Data supplied:
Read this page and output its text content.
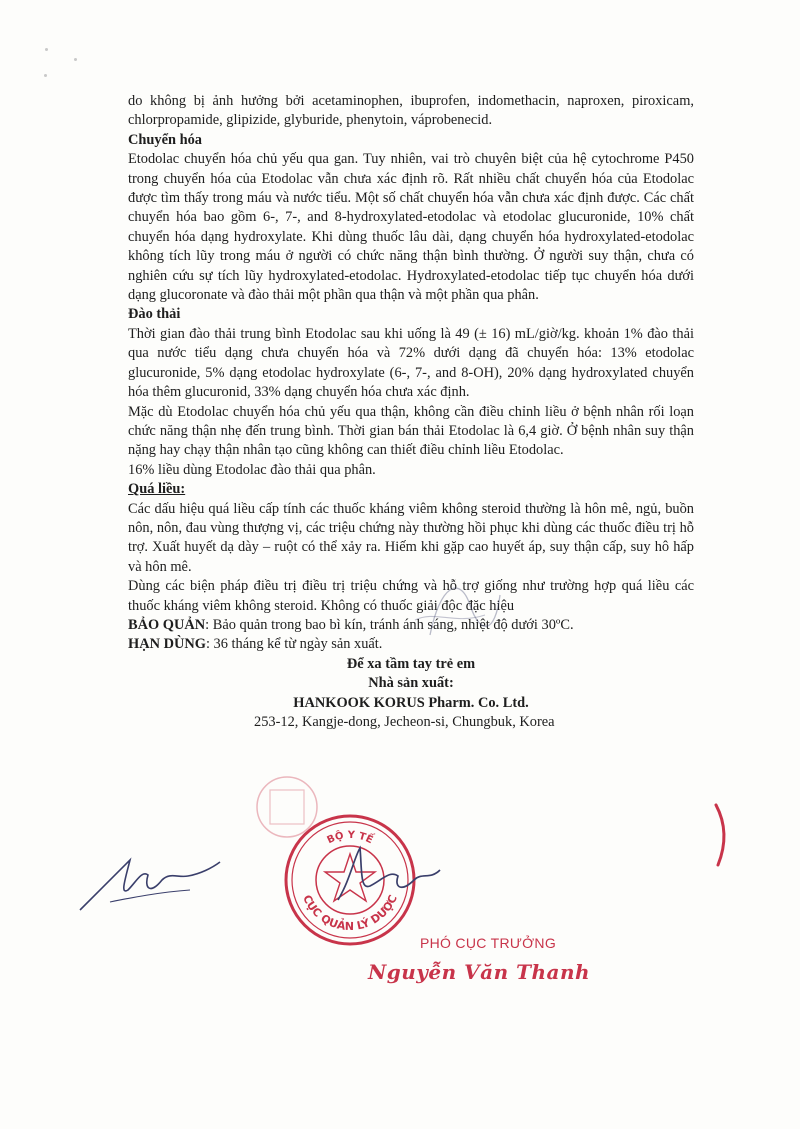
do không bị ảnh hưởng bởi acetaminophen, ibuprofen, indomethacin, naproxen, piroxicam, chlorpropamide, glipizide, glyburide, phenytoin, váprobenecid.

Chuyển hóa

Etodolac chuyển hóa chủ yếu qua gan. Tuy nhiên, vai trò chuyên biệt của hệ cytochrome P450 trong chuyển hóa của Etodolac vẫn chưa xác định rõ. Rất nhiều chất chuyển hóa của Etodolac được tìm thấy trong máu và nước tiểu. Một số chất chuyển hóa vẫn chưa xác định được. Các chất chuyển hóa bao gồm 6-, 7-, and 8-hydroxylated-etodolac và etodolac glucuronide, 10% chất chuyển hóa dạng hydroxylate. Khi dùng thuốc lâu dài, dạng chuyển hóa hydroxylated-etodolac không tích lũy trong máu ở người có chức năng thận bình thường. Ở người suy thận, chưa có nghiên cứu sự tích lũy hydroxylated-etodolac. Hydroxylated-etodolac tiếp tục chuyển hóa dưới dạng glucoronate và đào thải một phần qua thận và một phần qua phân.

Đào thải

Thời gian đào thải trung bình Etodolac sau khi uống là 49 (± 16) mL/giờ/kg. khoản 1% đào thải qua nước tiểu dạng chưa chuyển hóa và 72% dưới dạng đã chuyển hóa: 13% etodolac glucuronide, 5% dạng etodolac hydroxylate (6-, 7-, and 8-OH), 20% dạng hydroxylated chuyển hóa thêm glucuronid, 33% dạng chuyển hóa chưa xác định.

Mặc dù Etodolac chuyển hóa chủ yếu qua thận, không cần điều chỉnh liều ở bệnh nhân rối loạn chức năng thận nhẹ đến trung bình. Thời gian bán thải Etodolac là 6,4 giờ. Ở bệnh nhân suy thận nặng hay chạy thận nhân tạo cũng không can thiết điều chỉnh liều Etodolac.

16% liều dùng Etodolac đào thải qua phân.

Quá liều:

Các dấu hiệu quá liều cấp tính các thuốc kháng viêm không steroid thường là hôn mê, ngủ, buồn nôn, nôn, đau vùng thượng vị, các triệu chứng này thường hồi phục khi dùng các thuốc điều trị hỗ trợ. Xuất huyết dạ dày – ruột có thể xảy ra. Hiếm khi gặp cao huyết áp, suy thận cấp, suy hô hấp và hôn mê.

Dùng các biện pháp điều trị điều trị triệu chứng và hỗ trợ giống như trường hợp quá liều các thuốc kháng viêm không steroid. Không có thuốc giải độc đặc hiệu

BẢO QUẢN: Bảo quản trong bao bì kín, tránh ánh sáng, nhiệt độ dưới 30ºC.

HẠN DÙNG: 36 tháng kể từ ngày sản xuất.

Để xa tầm tay trẻ em

Nhà sản xuất:

HANKOOK KORUS Pharm. Co. Ltd.

253-12, Kangje-dong, Jecheon-si, Chungbuk, Korea

BỘ Y TẾ
CỤC QUẢN LÝ DƯỢC
PHÓ CỤC TRƯỞNG
Nguyễn Văn Thanh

Task objective: What is the number of lines in the data holding the word "chứng"? Reply with that number only.

Solution for this exercise: 2